**Stated goal**.
Every line holding the string "Replacing" should be gathered.

================

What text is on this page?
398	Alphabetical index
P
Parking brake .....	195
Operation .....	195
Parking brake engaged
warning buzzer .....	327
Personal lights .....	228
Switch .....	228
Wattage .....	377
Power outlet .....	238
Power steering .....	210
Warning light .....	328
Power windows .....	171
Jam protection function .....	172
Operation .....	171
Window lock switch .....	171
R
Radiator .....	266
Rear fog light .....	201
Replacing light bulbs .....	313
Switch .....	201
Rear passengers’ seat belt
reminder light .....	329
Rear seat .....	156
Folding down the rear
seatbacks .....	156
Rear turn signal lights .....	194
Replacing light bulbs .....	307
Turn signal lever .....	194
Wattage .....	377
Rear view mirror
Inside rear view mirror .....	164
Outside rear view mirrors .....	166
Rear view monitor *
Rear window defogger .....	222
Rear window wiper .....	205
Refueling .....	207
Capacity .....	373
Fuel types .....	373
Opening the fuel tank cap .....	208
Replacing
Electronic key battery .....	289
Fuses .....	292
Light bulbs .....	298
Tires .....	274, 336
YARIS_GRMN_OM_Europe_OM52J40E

================

**Written reply**.
Replacing light bulbs .....	313
Replacing light bulbs .....	307
Replacing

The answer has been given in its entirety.